Figure data in JSON:
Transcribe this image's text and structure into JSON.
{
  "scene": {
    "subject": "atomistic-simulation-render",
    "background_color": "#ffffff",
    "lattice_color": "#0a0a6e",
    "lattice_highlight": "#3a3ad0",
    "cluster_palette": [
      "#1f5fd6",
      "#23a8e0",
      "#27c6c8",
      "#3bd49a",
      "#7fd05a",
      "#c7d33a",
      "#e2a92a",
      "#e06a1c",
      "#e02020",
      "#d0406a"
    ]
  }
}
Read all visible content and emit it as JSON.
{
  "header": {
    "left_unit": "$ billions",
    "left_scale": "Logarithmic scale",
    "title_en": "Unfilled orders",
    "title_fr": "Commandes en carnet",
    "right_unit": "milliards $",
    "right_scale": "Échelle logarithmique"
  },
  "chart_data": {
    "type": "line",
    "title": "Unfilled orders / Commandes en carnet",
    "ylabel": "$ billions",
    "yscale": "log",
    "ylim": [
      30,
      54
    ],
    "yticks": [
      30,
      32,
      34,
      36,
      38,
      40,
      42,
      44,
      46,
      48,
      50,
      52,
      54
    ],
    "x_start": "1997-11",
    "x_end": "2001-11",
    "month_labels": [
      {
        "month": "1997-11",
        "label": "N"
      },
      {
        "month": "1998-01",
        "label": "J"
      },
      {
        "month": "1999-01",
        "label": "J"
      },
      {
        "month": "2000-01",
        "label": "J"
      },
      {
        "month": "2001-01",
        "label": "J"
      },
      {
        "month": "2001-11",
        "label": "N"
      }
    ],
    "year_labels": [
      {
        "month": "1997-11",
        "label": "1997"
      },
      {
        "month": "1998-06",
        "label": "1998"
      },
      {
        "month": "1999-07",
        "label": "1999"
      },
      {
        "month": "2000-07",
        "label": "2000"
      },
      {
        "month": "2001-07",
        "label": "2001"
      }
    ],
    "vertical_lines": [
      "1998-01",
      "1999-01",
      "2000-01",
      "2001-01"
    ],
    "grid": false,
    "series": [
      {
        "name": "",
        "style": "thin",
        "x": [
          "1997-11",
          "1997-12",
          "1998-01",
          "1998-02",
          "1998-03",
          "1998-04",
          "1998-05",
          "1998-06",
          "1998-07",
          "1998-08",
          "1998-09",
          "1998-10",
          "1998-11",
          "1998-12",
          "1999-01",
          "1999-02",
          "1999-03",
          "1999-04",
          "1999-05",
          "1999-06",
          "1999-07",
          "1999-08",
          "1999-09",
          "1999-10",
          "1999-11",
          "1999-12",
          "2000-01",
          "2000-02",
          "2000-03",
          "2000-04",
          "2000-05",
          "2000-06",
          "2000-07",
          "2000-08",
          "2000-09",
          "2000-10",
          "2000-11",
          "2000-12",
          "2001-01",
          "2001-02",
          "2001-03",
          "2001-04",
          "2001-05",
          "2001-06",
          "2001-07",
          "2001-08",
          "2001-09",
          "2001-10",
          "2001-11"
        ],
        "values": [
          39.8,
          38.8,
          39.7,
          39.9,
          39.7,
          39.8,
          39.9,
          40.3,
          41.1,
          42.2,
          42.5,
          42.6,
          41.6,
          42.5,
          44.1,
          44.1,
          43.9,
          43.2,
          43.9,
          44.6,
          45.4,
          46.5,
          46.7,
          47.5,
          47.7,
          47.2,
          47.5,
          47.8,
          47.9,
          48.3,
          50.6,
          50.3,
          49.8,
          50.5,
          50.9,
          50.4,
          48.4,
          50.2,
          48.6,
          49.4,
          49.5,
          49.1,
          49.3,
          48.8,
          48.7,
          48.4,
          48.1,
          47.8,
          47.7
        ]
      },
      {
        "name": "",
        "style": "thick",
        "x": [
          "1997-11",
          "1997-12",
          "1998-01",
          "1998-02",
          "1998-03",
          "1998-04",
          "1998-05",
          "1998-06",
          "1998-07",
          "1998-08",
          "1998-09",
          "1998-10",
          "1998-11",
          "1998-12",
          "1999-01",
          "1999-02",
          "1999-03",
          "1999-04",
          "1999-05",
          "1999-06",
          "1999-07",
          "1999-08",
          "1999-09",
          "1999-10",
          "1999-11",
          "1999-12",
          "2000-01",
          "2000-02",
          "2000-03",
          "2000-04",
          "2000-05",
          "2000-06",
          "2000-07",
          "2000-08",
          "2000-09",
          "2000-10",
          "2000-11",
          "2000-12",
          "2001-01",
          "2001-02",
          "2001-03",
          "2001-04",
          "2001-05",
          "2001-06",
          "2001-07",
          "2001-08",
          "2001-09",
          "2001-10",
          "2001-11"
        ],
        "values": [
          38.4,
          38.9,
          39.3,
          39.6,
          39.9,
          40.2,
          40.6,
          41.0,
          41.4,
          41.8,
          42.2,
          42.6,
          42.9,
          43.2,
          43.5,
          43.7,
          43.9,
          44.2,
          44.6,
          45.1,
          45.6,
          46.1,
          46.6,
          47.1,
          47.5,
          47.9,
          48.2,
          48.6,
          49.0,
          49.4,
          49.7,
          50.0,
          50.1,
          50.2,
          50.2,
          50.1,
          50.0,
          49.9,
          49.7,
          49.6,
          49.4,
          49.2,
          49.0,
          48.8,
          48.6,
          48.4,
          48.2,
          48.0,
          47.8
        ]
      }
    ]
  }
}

**SET TASK:**
Locate each line with the word "carnet" and copy it.

**OUTPUT FOR THIS EXERCISE:**
    "title_fr": "Commandes en carnet",
    "title": "Unfilled orders / Commandes en carnet",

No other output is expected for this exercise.